(Excerpts from a figure dataset)

───

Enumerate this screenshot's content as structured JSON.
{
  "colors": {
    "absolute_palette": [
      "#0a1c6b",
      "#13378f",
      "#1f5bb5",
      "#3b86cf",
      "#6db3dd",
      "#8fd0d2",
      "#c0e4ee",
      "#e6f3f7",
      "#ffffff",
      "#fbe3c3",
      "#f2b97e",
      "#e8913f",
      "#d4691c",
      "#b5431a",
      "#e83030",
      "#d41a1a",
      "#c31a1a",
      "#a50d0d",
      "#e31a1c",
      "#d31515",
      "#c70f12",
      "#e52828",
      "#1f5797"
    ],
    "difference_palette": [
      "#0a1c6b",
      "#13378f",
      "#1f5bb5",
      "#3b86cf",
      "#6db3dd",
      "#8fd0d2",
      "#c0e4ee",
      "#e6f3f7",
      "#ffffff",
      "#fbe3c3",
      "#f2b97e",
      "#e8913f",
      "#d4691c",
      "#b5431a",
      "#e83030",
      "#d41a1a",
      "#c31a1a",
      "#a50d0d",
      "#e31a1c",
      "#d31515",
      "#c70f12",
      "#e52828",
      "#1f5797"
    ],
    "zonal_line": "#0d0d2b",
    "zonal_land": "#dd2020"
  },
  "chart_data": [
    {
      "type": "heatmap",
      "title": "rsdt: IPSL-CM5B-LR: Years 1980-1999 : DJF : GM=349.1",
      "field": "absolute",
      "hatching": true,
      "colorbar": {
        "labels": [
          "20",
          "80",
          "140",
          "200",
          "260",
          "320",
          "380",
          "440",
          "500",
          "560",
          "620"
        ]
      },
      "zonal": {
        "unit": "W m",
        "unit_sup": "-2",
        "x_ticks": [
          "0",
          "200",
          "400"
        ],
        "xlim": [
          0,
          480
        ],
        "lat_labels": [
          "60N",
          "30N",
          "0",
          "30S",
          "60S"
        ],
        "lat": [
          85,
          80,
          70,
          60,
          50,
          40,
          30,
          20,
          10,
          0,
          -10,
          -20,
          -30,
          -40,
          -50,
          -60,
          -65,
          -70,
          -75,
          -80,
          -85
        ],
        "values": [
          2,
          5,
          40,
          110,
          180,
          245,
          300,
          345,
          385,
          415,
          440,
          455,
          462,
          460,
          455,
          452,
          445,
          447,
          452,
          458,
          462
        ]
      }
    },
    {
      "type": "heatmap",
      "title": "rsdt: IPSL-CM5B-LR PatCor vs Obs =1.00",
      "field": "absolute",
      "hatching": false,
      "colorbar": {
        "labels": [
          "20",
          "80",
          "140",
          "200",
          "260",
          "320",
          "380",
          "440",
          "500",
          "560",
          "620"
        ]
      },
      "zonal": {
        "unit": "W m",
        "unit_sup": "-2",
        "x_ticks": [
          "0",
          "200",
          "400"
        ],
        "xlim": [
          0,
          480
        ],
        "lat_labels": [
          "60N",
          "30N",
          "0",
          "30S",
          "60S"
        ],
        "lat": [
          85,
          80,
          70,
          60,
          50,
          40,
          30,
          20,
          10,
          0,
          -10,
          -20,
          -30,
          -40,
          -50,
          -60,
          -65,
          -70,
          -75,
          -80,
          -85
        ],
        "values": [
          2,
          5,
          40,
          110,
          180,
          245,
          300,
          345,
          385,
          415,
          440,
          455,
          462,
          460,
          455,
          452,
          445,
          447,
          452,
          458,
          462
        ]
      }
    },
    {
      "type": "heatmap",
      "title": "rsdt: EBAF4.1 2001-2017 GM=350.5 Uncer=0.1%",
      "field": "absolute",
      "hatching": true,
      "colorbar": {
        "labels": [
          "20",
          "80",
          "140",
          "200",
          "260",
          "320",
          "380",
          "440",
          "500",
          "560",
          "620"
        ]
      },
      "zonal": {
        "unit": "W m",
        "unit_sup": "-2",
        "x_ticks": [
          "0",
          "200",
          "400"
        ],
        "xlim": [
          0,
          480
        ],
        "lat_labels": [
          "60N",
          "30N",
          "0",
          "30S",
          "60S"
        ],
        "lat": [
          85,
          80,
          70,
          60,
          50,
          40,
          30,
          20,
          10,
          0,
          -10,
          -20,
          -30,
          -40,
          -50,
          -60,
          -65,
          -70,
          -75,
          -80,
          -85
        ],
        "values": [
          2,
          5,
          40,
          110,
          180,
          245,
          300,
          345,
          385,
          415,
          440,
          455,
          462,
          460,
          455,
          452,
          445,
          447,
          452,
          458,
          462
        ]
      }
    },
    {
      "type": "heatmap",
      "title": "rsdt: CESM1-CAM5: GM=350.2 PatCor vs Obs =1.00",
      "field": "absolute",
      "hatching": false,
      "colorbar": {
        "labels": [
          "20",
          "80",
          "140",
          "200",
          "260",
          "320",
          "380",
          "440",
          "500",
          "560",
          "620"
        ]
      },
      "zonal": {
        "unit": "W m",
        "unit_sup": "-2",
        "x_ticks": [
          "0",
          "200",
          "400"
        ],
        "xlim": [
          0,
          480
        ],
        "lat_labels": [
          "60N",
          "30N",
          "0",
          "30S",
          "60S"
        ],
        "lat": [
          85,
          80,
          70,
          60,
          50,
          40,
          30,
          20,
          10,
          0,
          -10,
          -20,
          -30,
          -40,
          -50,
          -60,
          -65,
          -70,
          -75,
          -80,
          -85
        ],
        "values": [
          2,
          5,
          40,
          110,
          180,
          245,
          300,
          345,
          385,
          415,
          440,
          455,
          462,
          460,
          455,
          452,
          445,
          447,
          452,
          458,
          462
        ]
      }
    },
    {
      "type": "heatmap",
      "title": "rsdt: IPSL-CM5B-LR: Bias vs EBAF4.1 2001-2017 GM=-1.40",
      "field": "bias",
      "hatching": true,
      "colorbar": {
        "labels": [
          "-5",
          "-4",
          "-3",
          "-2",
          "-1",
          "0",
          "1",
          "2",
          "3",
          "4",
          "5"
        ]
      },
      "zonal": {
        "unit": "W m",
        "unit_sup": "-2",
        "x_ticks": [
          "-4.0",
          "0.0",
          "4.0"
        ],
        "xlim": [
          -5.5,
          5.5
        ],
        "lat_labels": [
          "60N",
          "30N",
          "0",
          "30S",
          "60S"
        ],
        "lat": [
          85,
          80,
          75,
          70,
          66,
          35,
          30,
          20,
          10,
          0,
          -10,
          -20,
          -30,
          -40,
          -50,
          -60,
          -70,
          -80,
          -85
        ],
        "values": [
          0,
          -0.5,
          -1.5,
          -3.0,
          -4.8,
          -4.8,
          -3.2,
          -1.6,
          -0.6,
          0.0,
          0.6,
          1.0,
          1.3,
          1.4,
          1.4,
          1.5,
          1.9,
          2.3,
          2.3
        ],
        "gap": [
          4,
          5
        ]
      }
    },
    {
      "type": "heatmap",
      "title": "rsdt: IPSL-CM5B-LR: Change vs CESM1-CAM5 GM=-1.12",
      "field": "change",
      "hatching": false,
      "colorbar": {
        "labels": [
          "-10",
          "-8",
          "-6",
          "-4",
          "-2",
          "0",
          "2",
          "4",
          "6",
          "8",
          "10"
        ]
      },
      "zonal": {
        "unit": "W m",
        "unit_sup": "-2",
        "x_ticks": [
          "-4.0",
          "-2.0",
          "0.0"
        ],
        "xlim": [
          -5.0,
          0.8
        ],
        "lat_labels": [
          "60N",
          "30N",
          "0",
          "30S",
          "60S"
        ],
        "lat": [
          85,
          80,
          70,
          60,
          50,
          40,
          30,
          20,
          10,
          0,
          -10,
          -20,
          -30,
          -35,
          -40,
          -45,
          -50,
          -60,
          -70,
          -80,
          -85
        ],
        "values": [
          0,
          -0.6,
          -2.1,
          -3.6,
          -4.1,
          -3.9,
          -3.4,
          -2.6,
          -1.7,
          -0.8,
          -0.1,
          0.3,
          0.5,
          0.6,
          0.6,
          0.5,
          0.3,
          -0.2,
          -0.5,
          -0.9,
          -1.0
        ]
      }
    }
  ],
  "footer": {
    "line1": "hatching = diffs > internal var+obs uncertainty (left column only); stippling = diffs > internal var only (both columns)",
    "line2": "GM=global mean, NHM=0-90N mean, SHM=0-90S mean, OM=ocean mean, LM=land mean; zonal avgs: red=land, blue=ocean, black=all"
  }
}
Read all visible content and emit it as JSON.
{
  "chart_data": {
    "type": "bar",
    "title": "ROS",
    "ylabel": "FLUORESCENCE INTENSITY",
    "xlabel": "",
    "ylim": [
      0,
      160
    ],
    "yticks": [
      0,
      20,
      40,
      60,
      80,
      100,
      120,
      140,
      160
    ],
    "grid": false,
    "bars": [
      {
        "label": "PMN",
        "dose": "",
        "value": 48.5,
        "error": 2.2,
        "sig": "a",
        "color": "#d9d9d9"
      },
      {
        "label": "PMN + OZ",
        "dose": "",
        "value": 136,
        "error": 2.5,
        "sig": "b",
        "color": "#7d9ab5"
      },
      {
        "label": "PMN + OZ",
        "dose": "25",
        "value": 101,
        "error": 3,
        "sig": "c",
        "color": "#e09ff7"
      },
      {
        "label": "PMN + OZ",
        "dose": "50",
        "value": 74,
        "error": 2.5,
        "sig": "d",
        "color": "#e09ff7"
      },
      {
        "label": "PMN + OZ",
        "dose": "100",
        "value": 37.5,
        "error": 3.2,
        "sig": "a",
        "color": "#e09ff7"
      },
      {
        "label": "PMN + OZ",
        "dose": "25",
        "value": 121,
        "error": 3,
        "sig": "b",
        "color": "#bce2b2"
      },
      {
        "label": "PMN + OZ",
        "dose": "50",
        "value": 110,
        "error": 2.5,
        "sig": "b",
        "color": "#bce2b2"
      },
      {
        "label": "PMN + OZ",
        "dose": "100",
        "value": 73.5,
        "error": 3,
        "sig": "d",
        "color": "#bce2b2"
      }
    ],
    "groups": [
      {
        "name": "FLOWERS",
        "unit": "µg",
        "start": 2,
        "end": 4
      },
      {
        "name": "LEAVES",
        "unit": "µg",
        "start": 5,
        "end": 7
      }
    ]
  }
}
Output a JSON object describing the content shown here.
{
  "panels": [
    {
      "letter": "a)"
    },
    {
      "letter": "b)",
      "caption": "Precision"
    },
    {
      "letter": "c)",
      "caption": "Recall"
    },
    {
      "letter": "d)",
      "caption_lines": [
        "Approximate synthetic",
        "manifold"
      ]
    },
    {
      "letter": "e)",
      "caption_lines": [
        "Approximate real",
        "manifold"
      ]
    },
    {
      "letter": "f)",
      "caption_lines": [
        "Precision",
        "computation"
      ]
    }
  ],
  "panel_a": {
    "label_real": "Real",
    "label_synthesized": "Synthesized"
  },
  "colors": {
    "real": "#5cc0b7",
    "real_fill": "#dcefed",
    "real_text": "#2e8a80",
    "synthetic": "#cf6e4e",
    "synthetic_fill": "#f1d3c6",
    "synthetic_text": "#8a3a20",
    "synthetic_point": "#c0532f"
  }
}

───

- **What is needed**: In the entries above, find every line with the word "title" and list it.

- **Task result**:
      "title": "rsdt: IPSL-CM5B-LR: Years 1980-1999 : DJF : GM=349.1",
      "title": "rsdt: IPSL-CM5B-LR PatCor vs Obs =1.00",
      "title": "rsdt: EBAF4.1 2001-2017 GM=350.5 Uncer=0.1%",
      "title": "rsdt: CESM1-CAM5: GM=350.2 PatCor vs Obs =1.00",
      "title": "rsdt: IPSL-CM5B-LR: Bias vs EBAF4.1 2001-2017 GM=-1.40",
      "title": "rsdt: IPSL-CM5B-LR: Change vs CESM1-CAM5 GM=-1.12",
    "title": "ROS",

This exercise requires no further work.